## begin Supplied records

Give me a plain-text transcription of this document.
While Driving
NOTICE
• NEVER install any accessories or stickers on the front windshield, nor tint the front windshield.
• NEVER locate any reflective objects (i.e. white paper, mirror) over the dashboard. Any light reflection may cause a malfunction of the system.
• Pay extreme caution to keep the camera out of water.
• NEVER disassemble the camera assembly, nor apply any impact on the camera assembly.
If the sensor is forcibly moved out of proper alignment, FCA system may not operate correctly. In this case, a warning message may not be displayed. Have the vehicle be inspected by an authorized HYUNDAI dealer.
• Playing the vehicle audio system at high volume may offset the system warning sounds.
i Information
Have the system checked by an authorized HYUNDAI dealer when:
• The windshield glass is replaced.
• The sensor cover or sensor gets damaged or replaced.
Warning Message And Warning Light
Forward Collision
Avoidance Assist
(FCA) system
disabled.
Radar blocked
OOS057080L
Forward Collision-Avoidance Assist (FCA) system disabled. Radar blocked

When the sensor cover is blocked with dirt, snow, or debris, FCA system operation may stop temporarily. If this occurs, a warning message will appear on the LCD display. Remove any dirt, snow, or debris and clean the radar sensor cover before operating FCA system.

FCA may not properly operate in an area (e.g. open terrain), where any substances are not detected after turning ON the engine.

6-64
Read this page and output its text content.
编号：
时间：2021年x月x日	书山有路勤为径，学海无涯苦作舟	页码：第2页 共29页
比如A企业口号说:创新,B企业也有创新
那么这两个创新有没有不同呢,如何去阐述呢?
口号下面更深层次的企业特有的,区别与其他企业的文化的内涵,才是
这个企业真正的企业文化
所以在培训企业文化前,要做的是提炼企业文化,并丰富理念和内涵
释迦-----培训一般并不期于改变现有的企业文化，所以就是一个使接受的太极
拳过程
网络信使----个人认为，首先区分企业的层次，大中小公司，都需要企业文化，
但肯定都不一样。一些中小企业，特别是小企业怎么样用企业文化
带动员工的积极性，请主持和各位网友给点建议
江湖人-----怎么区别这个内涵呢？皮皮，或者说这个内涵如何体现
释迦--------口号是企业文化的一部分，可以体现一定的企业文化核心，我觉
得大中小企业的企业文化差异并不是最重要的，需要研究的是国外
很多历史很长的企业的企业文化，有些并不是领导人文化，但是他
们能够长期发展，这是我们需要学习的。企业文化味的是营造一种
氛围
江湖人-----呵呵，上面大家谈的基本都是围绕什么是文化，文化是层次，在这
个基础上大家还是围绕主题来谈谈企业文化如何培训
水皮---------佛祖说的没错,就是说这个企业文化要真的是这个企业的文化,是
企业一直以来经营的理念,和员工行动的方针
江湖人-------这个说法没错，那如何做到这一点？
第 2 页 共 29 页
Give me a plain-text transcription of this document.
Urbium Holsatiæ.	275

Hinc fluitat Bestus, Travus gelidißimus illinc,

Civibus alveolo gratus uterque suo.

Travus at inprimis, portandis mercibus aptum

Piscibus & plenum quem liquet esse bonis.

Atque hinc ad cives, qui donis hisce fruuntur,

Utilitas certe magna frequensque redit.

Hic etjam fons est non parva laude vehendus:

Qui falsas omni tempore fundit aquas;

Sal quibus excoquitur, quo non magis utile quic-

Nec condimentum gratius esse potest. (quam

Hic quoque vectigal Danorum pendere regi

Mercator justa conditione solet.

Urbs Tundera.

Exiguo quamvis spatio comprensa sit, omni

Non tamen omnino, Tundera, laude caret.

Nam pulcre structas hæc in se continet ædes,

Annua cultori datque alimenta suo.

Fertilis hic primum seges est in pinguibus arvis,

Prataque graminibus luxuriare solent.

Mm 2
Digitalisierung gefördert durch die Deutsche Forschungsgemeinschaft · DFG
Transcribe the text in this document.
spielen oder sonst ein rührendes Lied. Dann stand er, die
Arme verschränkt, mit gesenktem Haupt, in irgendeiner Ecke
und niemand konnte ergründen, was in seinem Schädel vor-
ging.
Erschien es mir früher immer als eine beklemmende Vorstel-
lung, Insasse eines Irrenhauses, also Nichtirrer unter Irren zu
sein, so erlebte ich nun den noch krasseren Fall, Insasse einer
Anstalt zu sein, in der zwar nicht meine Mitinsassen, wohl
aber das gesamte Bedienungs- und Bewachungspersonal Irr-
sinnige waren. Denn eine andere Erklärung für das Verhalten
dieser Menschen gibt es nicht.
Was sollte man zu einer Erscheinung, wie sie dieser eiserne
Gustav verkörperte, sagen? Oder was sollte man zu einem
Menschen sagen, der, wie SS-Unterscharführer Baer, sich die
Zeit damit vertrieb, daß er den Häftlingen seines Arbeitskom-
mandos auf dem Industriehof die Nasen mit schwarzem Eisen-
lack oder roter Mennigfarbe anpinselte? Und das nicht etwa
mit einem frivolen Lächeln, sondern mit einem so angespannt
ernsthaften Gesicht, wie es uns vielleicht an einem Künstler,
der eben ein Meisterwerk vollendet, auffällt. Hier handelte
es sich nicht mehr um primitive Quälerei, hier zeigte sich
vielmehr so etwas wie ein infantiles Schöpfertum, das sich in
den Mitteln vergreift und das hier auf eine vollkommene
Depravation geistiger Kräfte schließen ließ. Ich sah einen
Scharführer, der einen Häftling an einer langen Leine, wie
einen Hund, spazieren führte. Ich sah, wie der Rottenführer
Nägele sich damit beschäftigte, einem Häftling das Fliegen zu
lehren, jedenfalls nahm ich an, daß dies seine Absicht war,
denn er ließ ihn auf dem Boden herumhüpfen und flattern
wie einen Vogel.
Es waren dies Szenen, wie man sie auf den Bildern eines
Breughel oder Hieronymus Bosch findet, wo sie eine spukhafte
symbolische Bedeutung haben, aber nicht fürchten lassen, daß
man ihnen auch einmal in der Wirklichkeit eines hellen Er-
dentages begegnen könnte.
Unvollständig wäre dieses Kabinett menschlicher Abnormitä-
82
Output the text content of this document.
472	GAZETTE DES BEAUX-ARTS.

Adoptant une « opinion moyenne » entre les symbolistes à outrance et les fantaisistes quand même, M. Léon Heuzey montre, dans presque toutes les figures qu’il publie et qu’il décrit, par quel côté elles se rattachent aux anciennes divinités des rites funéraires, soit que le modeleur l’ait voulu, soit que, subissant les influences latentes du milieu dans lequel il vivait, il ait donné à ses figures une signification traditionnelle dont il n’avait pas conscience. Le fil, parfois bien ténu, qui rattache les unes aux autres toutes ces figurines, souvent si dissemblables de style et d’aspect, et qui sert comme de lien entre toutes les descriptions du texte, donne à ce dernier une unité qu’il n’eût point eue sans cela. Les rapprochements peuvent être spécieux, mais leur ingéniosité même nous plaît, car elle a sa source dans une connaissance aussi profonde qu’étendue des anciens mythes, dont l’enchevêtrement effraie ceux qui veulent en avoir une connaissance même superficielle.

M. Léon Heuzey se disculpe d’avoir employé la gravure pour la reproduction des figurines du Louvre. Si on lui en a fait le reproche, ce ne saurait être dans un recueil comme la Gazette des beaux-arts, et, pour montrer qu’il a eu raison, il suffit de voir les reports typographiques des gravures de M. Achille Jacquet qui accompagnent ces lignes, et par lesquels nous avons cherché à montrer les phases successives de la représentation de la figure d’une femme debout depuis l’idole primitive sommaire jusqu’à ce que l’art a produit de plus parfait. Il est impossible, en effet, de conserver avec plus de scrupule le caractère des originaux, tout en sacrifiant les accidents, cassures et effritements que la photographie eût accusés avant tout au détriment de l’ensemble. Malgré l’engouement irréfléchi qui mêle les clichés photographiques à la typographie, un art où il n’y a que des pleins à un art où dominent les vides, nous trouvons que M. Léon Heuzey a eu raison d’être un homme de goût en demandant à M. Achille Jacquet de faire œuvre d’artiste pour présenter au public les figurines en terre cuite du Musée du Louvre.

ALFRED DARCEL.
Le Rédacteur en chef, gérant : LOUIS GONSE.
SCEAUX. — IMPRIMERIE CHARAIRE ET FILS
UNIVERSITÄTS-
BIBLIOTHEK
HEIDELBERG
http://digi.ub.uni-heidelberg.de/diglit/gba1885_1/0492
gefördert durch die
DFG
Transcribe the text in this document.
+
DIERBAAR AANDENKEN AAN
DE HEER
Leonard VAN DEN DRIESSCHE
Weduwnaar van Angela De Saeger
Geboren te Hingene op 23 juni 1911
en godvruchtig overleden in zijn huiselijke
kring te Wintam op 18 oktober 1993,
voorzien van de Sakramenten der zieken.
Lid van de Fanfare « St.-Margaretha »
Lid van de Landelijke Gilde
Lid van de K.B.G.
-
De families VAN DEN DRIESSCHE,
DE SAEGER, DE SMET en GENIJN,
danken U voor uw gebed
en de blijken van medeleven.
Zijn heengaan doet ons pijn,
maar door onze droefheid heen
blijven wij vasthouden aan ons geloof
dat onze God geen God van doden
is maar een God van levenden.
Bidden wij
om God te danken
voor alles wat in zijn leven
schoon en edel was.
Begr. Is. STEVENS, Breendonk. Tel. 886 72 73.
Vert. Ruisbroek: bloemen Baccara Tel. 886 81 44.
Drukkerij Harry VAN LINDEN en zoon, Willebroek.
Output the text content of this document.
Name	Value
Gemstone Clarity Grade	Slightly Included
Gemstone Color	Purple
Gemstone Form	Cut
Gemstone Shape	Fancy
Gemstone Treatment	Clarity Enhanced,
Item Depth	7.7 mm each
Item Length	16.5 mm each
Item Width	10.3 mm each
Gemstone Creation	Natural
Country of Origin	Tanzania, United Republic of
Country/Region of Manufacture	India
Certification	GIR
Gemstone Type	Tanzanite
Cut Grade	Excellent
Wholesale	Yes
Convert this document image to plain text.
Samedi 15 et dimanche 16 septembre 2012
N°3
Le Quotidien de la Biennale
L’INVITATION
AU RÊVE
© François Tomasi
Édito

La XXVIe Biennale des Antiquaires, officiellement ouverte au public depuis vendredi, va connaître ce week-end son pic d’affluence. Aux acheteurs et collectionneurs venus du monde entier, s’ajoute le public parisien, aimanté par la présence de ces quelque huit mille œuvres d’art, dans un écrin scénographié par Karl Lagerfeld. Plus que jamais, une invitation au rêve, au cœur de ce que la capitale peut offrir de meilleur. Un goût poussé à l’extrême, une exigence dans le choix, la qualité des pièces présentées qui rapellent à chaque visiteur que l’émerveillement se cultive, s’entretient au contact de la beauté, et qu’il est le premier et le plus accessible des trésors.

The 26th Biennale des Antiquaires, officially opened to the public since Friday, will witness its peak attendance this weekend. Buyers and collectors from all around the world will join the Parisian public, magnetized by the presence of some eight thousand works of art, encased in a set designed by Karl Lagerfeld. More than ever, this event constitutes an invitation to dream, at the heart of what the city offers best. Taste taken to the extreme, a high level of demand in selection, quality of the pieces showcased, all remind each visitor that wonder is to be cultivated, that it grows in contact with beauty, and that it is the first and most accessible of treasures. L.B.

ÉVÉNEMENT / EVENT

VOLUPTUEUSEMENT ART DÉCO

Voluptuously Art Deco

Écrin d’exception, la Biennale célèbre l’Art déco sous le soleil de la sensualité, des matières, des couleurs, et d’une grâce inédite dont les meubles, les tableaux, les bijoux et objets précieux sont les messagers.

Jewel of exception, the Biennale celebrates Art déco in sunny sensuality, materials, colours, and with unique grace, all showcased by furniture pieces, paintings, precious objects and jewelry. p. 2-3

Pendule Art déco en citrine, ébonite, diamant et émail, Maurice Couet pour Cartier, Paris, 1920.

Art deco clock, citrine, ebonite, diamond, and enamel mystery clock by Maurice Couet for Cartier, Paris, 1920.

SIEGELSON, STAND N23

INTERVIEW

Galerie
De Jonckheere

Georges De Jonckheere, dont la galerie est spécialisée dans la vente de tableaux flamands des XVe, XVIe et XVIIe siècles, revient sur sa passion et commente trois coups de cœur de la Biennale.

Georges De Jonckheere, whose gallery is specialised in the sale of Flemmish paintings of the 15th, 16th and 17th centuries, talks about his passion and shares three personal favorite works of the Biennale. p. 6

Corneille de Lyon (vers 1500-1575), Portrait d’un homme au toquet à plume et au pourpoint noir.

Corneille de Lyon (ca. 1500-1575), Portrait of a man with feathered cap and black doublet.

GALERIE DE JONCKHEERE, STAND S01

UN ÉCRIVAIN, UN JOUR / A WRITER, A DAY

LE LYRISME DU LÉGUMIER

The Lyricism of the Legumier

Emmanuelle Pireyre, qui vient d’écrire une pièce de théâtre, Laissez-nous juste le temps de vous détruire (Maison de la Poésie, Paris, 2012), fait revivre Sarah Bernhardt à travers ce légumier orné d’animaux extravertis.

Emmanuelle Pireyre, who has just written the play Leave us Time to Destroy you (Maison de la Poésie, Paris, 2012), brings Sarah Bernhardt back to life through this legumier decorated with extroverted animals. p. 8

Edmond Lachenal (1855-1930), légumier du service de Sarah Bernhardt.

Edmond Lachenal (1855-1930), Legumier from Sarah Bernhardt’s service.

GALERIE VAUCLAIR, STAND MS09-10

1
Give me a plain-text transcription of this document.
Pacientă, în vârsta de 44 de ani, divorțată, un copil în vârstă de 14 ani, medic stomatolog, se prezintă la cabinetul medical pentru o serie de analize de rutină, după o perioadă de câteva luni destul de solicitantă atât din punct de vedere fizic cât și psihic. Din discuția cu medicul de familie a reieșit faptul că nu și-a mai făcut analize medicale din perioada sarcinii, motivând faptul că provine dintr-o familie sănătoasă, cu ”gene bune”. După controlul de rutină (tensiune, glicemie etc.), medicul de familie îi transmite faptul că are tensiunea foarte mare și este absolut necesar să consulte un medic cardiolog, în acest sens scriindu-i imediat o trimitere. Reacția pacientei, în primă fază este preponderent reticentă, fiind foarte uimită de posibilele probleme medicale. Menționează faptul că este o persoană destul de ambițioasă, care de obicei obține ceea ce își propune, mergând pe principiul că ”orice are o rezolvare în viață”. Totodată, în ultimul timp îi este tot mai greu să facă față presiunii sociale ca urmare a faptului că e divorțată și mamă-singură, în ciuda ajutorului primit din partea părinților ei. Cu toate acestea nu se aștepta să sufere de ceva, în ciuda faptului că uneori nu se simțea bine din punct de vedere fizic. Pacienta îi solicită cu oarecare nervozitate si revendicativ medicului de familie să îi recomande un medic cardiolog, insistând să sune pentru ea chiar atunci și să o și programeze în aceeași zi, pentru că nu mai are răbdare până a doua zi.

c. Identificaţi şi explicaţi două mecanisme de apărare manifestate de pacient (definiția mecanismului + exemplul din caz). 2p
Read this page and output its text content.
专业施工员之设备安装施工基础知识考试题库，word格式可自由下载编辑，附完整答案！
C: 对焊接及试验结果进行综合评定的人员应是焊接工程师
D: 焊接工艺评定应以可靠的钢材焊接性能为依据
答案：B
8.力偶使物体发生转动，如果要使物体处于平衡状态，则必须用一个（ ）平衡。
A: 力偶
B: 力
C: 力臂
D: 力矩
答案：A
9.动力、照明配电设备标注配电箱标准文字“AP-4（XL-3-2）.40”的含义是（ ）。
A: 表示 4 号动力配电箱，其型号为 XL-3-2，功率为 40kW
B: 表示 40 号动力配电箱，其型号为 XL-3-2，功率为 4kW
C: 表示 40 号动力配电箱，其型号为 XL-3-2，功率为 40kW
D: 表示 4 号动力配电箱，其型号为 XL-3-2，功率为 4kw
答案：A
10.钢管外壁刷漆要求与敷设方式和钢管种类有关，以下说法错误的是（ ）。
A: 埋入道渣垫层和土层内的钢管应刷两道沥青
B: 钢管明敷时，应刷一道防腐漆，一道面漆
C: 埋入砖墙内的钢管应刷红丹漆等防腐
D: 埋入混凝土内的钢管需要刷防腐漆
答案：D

## end Supplied records

> The exercise
Pick out each line containing "laude" and report it.

> Task output
Hic etjam fons est non parva laude vehendus:
Non tamen omnino, Tundera, laude caret.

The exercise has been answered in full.